Excerpt provided:
--- Begin ---
This is not a comprehensive list of books, there are many other books worth buying. This is just a few GUI/UI books that don't gather dust in our shelves.
Programming with Qt by Kalle Dalheimer, ISBN 1-56592-588-2 is a simple introduction to programming with Qt. For those wanting something more than our short tutorial, this is it. (Read more or buy it.)
The (Psychology|Design) of Everyday Things by Donald Norman, ISBN 0-38526774-6, is one of the classics of human interface design. Norman shows how badly something as simple as a kitchen stove can be designed, and everyone should read it who will design a dialog box, write an error message, or design just about anything else humans are supposed to use.
The title of the first edition was The Psychology of Everyday Things, the book was renamed to The Design of Everyday Things for the second edition, sacrificing a neat acronym for a descriptive title. (Read more or buy it.)
GUI Design Handbook by Susan Fowler, ISBN 0-07-059274-8, is an alphabetical dictionary of widgets and other user interface elements, with comprehensive coverage of each. Each chapter covers one widget or other element, contains the most important recommendation from the Macintosh, Windows and Motif style guides, notes about common problems, comparison with other widgets that can serve some of the same roles as this one, etc.
--- End ---
What is being asked:
Reproduce the passage of the book list between "This is not" and "in our shelves.", inclusive. The items that follow the text aren't needed.

Stored records:
--- Begin ---
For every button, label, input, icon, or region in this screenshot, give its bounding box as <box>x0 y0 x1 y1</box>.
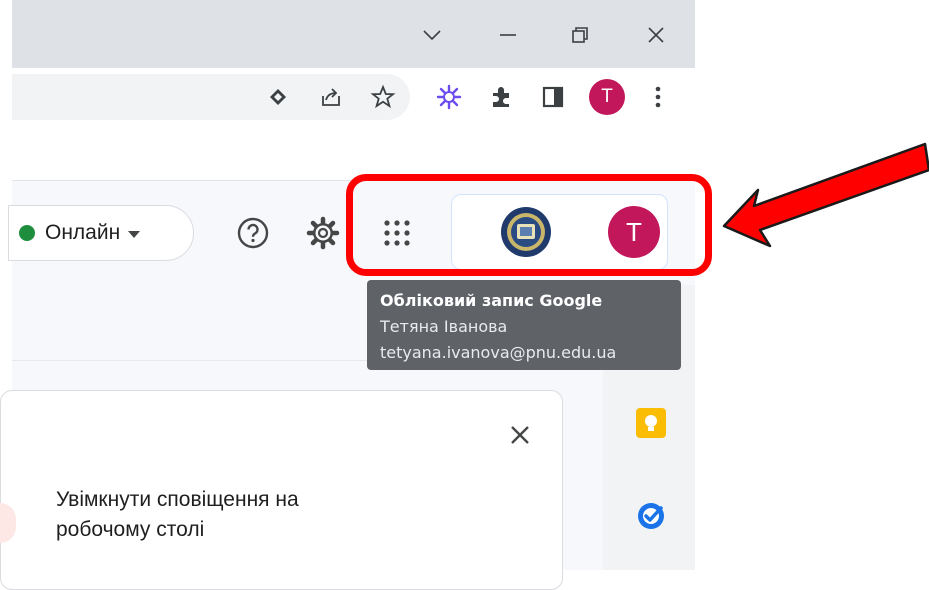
presence-status-button[interactable]: Онлайн <box>8 205 194 261</box>
close-icon[interactable] <box>505 420 535 450</box>
keep-icon[interactable] <box>634 406 668 440</box>
red-arrow-annotation <box>718 128 929 248</box>
puzzle-icon[interactable] <box>486 82 516 112</box>
lens-icon[interactable] <box>263 82 293 112</box>
share-icon[interactable] <box>316 82 346 112</box>
account-tooltip: Обліковий запис Google Тетяна Іванова te… <box>367 280 681 370</box>
highlight-frame <box>346 174 712 276</box>
minimize-icon[interactable] <box>488 18 528 52</box>
restore-icon[interactable] <box>560 18 600 52</box>
address-bar[interactable] <box>12 74 410 120</box>
profile-avatar[interactable]: T <box>589 79 625 115</box>
tasks-icon[interactable] <box>634 499 668 533</box>
gear-icon[interactable] <box>306 216 340 250</box>
side-panel-icon[interactable] <box>538 82 568 112</box>
notification-text: Увімкнути сповіщення на робочому столі <box>56 488 299 541</box>
help-icon[interactable] <box>236 216 270 250</box>
chevron-down-icon[interactable] <box>412 18 452 52</box>
kebab-menu-icon[interactable] <box>643 82 673 112</box>
close-icon[interactable] <box>636 18 676 52</box>
presence-label: Онлайн <box>45 221 121 244</box>
tooltip-name: Тетяна Іванова <box>380 317 508 336</box>
online-dot-icon <box>19 225 35 241</box>
tooltip-email: tetyana.ivanova@pnu.edu.ua <box>380 343 617 362</box>
star-icon[interactable] <box>368 82 398 112</box>
extension-burst-icon[interactable] <box>434 82 464 112</box>
tooltip-title: Обліковий запис Google <box>380 291 603 310</box>
caret-down-icon <box>128 230 141 238</box>
profile-initial: T <box>601 86 613 107</box>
--- End ---
Task result:
This is not a comprehensive list of books, there are many other books worth buying. This is just a few GUI/UI books that don't gather dust in our shelves.